━━━ Items

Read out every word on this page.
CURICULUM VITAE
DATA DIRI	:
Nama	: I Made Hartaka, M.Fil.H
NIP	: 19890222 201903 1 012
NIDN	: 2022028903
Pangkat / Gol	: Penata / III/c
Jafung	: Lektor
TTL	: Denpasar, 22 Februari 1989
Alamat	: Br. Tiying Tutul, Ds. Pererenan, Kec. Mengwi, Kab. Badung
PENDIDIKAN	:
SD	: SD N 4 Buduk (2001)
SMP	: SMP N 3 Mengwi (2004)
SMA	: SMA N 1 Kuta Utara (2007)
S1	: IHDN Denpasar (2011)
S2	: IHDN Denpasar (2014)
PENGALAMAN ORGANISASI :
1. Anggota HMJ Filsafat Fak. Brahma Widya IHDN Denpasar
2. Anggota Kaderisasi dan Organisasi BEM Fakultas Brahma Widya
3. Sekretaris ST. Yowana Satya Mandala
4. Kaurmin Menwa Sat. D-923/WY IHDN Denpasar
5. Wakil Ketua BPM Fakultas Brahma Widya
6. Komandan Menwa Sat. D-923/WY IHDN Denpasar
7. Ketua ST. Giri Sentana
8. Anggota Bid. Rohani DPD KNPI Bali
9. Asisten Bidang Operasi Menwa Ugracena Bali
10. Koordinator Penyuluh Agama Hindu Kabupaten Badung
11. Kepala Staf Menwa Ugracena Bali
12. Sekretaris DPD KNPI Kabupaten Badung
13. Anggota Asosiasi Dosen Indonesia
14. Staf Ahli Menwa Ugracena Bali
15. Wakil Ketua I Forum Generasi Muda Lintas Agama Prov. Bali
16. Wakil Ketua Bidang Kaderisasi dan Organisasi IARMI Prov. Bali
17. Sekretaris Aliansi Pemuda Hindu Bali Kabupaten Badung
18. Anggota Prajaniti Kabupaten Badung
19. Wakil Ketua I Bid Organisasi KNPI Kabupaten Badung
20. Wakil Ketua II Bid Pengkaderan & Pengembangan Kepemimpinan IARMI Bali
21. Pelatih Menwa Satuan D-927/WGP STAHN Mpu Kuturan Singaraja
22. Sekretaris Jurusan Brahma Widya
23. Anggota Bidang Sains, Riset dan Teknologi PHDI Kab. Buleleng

━━━━━━
━━━ Items

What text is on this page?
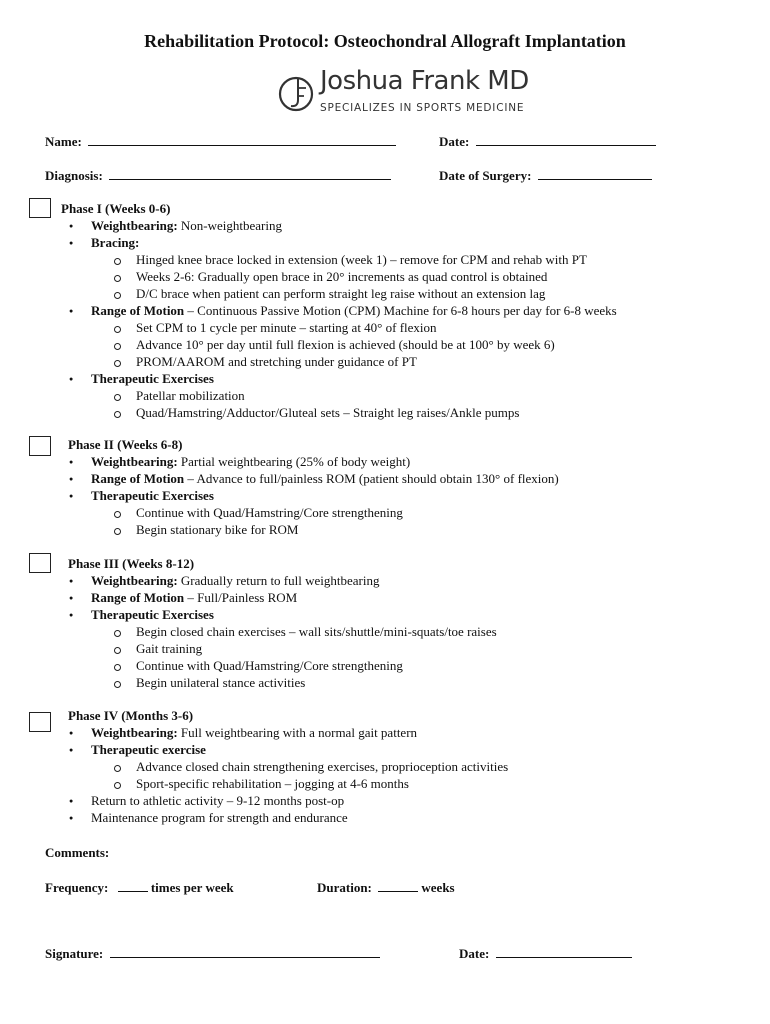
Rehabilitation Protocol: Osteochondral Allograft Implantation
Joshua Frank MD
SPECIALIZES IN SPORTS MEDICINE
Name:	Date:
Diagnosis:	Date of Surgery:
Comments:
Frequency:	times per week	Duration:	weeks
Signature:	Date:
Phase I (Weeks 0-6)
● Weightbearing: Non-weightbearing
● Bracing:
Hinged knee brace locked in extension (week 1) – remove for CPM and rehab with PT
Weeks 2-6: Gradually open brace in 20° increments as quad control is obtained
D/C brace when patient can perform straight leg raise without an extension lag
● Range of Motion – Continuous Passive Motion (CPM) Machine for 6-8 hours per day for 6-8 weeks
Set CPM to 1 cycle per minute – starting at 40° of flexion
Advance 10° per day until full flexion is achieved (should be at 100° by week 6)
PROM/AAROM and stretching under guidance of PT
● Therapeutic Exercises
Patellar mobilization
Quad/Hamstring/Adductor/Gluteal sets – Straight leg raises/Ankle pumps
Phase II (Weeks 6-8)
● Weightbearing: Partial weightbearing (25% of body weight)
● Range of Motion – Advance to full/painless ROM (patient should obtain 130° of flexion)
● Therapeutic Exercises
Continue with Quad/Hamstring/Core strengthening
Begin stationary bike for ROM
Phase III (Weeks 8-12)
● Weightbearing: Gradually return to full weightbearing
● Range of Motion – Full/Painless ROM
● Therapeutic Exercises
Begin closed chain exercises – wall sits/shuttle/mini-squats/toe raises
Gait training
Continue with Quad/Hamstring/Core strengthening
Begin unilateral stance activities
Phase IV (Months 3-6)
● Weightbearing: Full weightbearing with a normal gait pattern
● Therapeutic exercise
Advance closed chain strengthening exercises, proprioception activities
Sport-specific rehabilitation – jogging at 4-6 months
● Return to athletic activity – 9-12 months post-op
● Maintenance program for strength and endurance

━━━━━━

[Challenge]: From the entries above, copy out every line where the string "should" appears.

[Solution to the problem]:
Advance 10° per day until full flexion is achieved (should be at 100° by week 6)
● Range of Motion – Advance to full/painless ROM (patient should obtain 130° of flexion)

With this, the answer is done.